■ **Given task**:
Omit all pictures. Copy the rest of the material exactly.

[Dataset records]
-.-.-

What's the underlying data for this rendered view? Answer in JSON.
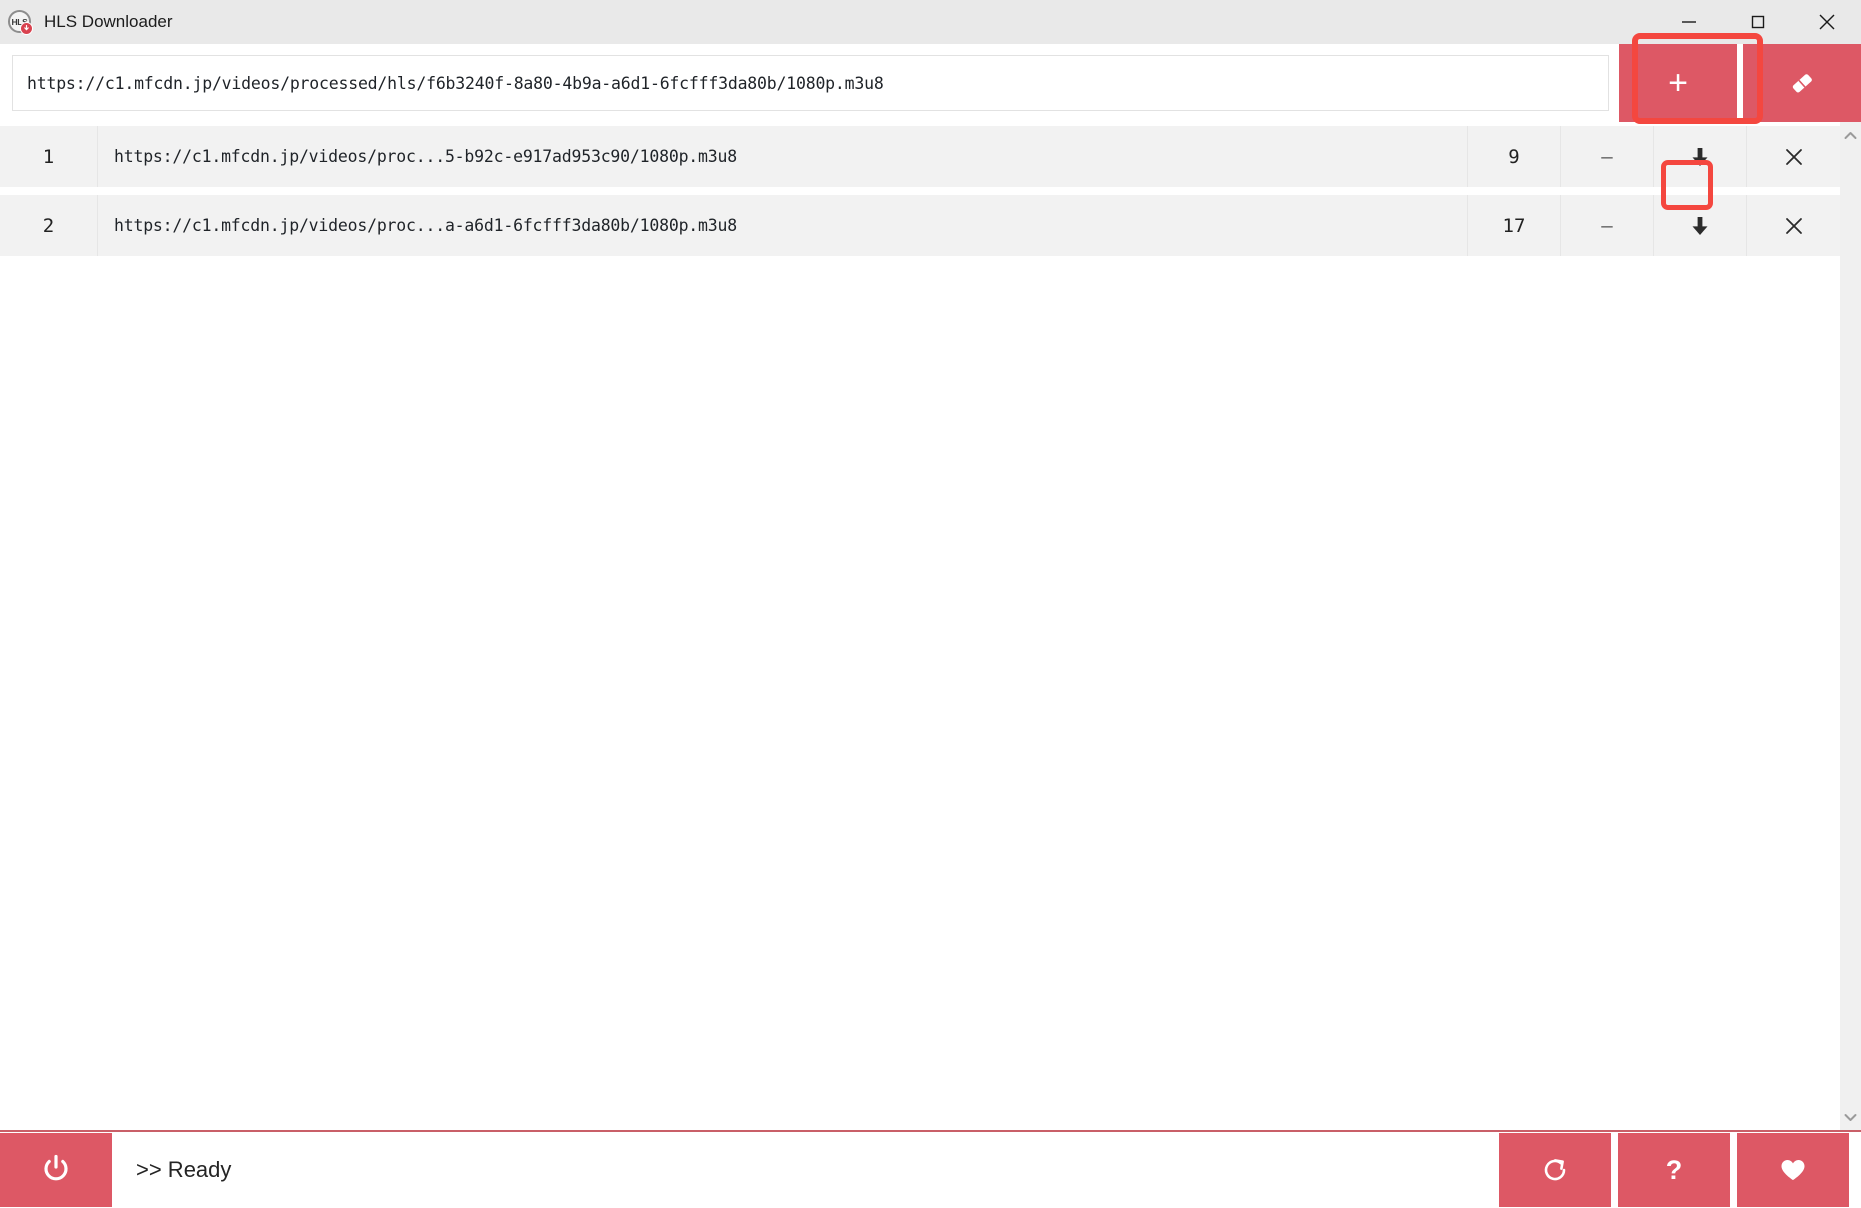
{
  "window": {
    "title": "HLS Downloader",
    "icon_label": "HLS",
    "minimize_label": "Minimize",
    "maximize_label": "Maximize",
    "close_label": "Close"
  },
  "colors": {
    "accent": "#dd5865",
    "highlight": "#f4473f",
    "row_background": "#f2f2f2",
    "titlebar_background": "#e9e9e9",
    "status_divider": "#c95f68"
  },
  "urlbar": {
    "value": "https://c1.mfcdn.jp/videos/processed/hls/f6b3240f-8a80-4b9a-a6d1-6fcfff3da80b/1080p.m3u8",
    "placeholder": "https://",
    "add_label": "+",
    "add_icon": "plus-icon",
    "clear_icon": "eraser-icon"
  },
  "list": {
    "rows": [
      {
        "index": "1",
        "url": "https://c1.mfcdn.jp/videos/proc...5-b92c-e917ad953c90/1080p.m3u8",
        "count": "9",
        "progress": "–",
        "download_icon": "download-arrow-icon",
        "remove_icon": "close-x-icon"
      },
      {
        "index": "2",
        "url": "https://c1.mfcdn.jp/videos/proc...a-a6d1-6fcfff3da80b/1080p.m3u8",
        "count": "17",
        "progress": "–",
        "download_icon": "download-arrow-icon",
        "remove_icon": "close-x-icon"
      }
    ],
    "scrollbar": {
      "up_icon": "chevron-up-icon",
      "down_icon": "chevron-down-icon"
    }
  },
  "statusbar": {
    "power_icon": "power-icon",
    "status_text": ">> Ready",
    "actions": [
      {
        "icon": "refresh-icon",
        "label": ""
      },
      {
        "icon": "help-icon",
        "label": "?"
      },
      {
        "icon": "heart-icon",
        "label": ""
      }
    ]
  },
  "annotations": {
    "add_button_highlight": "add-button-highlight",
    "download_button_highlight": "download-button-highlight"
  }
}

-.-.-

■ **Solution for this problem**:
What's the underlying data for this rendered view? Answer in JSON.
{
  "window": {
    "title": "HLS Downloader",
    "icon_label": "HLS",
    "minimize_label": "Minimize",
    "maximize_label": "Maximize",
    "close_label": "Close"
  },
  "colors": {
    "accent": "#dd5865",
    "highlight": "#f4473f",
    "row_background": "#f2f2f2",
    "titlebar_background": "#e9e9e9",
    "status_divider": "#c95f68"
  },
  "urlbar": {
    "value": "https://c1.mfcdn.jp/videos/processed/hls/f6b3240f-8a80-4b9a-a6d1-6fcfff3da80b/1080p.m3u8",
    "placeholder": "https://",
    "add_label": "+",
    "add_icon": "plus-icon",
    "clear_icon": "eraser-icon"
  },
  "list": {
    "rows": [
      {
        "index": "1",
        "url": "https://c1.mfcdn.jp/videos/proc...5-b92c-e917ad953c90/1080p.m3u8",
        "count": "9",
        "progress": "–",
        "download_icon": "download-arrow-icon",
        "remove_icon": "close-x-icon"
      },
      {
        "index": "2",
        "url": "https://c1.mfcdn.jp/videos/proc...a-a6d1-6fcfff3da80b/1080p.m3u8",
        "count": "17",
        "progress": "–",
        "download_icon": "download-arrow-icon",
        "remove_icon": "close-x-icon"
      }
    ],
    "scrollbar": {
      "up_icon": "chevron-up-icon",
      "down_icon": "chevron-down-icon"
    }
  },
  "statusbar": {
    "power_icon": "power-icon",
    "status_text": ">> Ready",
    "actions": [
      {
        "icon": "refresh-icon",
        "label": ""
      },
      {
        "icon": "help-icon",
        "label": "?"
      },
      {
        "icon": "heart-icon",
        "label": ""
      }
    ]
  },
  "annotations": {
    "add_button_highlight": "add-button-highlight",
    "download_button_highlight": "download-button-highlight"
  }
}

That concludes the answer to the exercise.